▸ **Material shown**

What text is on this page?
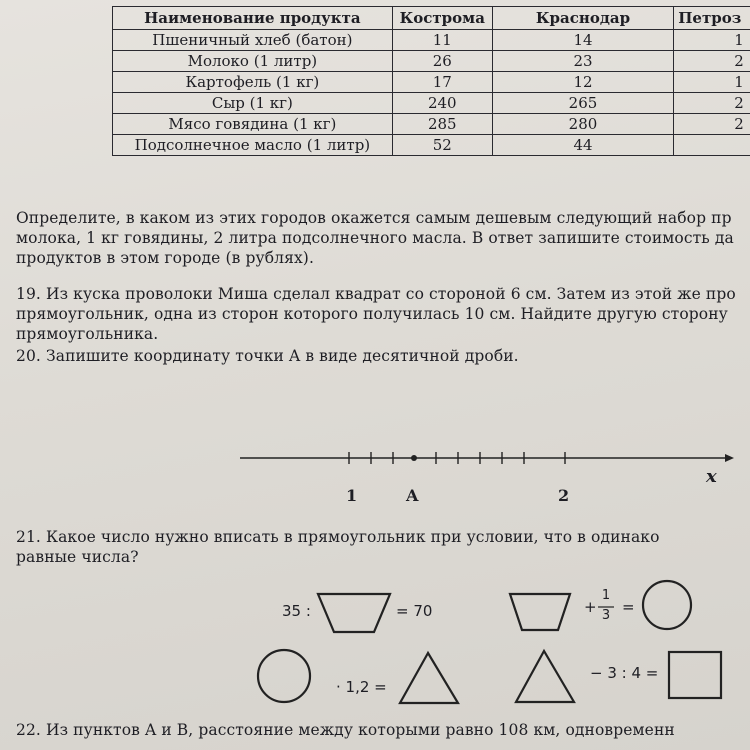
Наименование продукта	Кострома	Краснодар	Петроз
Пшеничный хлеб (батон)	11	14	1
Молоко (1 литр)	26	23	2
Картофель (1 кг)	17	12	1
Сыр (1 кг)	240	265	2
Мясо говядина (1 кг)	285	280	2
Подсолнечное масло (1 литр)	52	44	
Определите, в каком из этих городов окажется самым дешевым следующий набор пр
молока, 1 кг говядины, 2 литра подсолнечного масла. В ответ запишите стоимость да
продуктов в этом городе (в рублях).
19. Из куска проволоки Миша сделал квадрат со стороной 6 см. Затем из этой же про
прямоугольник, одна из сторон которого получилась 10 см. Найдите другую сторону
прямоугольника.
20. Запишите координату точки A в виде десятичной дроби.
1	A	2
x
21. Какое число нужно вписать в прямоугольник при условии, что в одинако
равные числа?
35 :	= 70	+
1
3 =
· 1,2 =
− 3 : 4 =
22. Из пунктов A и B, расстояние между которыми равно 108 км, одновременн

▸ **Stated goal**
Your copy of the data should match it exactly, except that pictures are left out.

▸ **Task result**
What text is on this page?
Наименование продукта	Кострома	Краснодар	Петроз
Пшеничный хлеб (батон)	11	14	1
Молоко (1 литр)	26	23	2
Картофель (1 кг)	17	12	1
Сыр (1 кг)	240	265	2
Мясо говядина (1 кг)	285	280	2
Подсолнечное масло (1 литр)	52	44	
Определите, в каком из этих городов окажется самым дешевым следующий набор пр
молока, 1 кг говядины, 2 литра подсолнечного масла. В ответ запишите стоимость да
продуктов в этом городе (в рублях).
19. Из куска проволоки Миша сделал квадрат со стороной 6 см. Затем из этой же про
прямоугольник, одна из сторон которого получилась 10 см. Найдите другую сторону
прямоугольника.
20. Запишите координату точки A в виде десятичной дроби.
1	A	2
x
21. Какое число нужно вписать в прямоугольник при условии, что в одинако
равные числа?
35 :	= 70	+
1
3 =
· 1,2 =
− 3 : 4 =
22. Из пунктов A и B, расстояние между которыми равно 108 км, одновременн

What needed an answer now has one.